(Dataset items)

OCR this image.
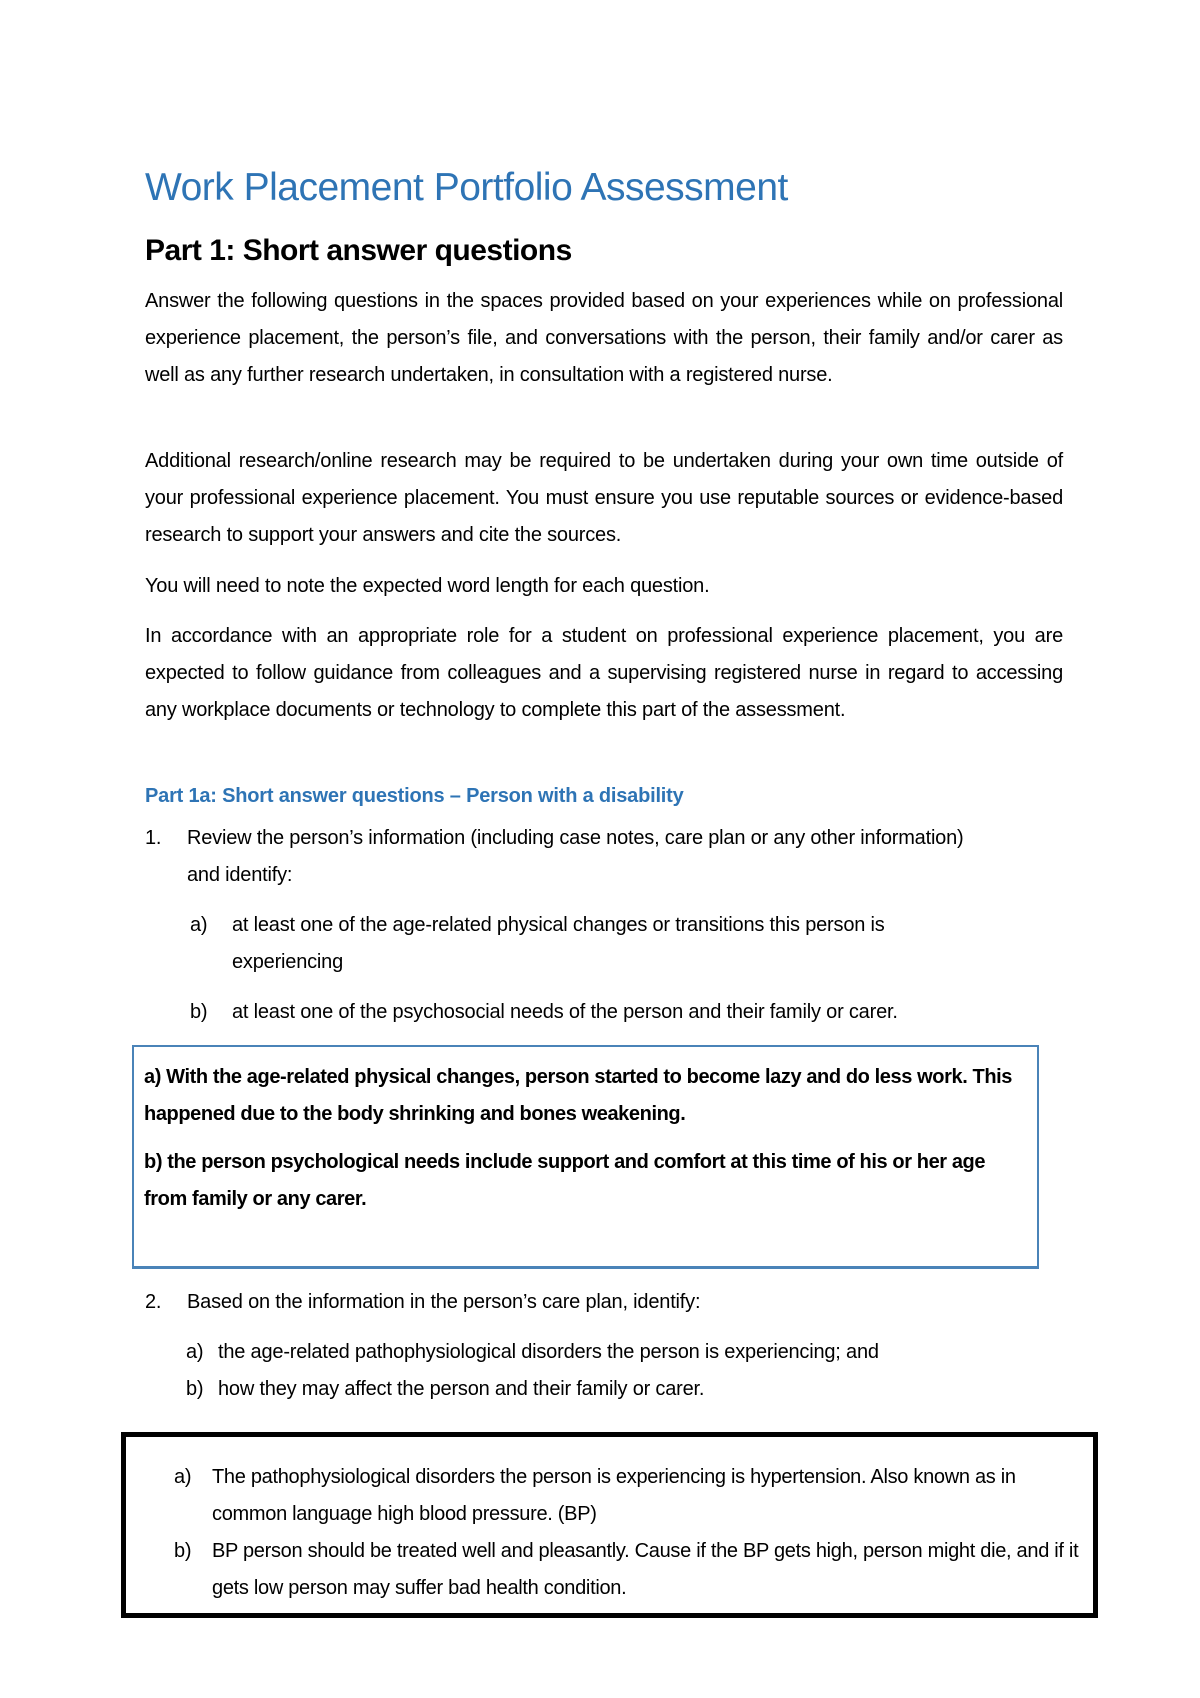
Work Placement Portfolio Assessment
Part 1: Short answer questions
Answer the following questions in the spaces provided based on your experiences while on professional experience placement, the person’s file, and conversations with the person, their family and/or carer as well as any further research undertaken, in consultation with a registered nurse.
Additional research/online research may be required to be undertaken during your own time outside of your professional experience placement. You must ensure you use reputable sources or evidence-based research to support your answers and cite the sources.
You will need to note the expected word length for each question.
In accordance with an appropriate role for a student on professional experience placement, you are expected to follow guidance from colleagues and a supervising registered nurse in regard to accessing any workplace documents or technology to complete this part of the assessment.
Part 1a: Short answer questions – Person with a disability
1.	Review the person’s information (including case notes, care plan or any other information) and identify:
a)	at least one of the age-related physical changes or transitions this person is experiencing
b)	at least one of the psychosocial needs of the person and their family or carer.
a) With the age-related physical changes, person started to become lazy and do less work. This happened due to the body shrinking and bones weakening.
b) the person psychological needs include support and comfort at this time of his or her age from family or any carer.
2.	Based on the information in the person’s care plan, identify:
a) the age-related pathophysiological disorders the person is experiencing; and
b) how they may affect the person and their family or carer.
a)	The pathophysiological disorders the person is experiencing is hypertension. Also known as in common language high blood pressure. (BP)
b)	BP person should be treated well and pleasantly. Cause if the BP gets high, person might die, and if it gets low person may suffer bad health condition.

(REQUIRED WORK) Repeat the material above word for word and skip every image in it.

(SOLUTION TO THIS PROBLEM)
OCR this image.
Work Placement Portfolio Assessment
Part 1: Short answer questions
Answer the following questions in the spaces provided based on your experiences while on professional experience placement, the person’s file, and conversations with the person, their family and/or carer as well as any further research undertaken, in consultation with a registered nurse.
Additional research/online research may be required to be undertaken during your own time outside of your professional experience placement. You must ensure you use reputable sources or evidence-based research to support your answers and cite the sources.
You will need to note the expected word length for each question.
In accordance with an appropriate role for a student on professional experience placement, you are expected to follow guidance from colleagues and a supervising registered nurse in regard to accessing any workplace documents or technology to complete this part of the assessment.
Part 1a: Short answer questions – Person with a disability
1.	Review the person’s information (including case notes, care plan or any other information) and identify:
a)	at least one of the age-related physical changes or transitions this person is experiencing
b)	at least one of the psychosocial needs of the person and their family or carer.
a) With the age-related physical changes, person started to become lazy and do less work. This happened due to the body shrinking and bones weakening.
b) the person psychological needs include support and comfort at this time of his or her age from family or any carer.
2.	Based on the information in the person’s care plan, identify:
a) the age-related pathophysiological disorders the person is experiencing; and
b) how they may affect the person and their family or carer.
a)	The pathophysiological disorders the person is experiencing is hypertension. Also known as in common language high blood pressure. (BP)
b)	BP person should be treated well and pleasantly. Cause if the BP gets high, person might die, and if it gets low person may suffer bad health condition.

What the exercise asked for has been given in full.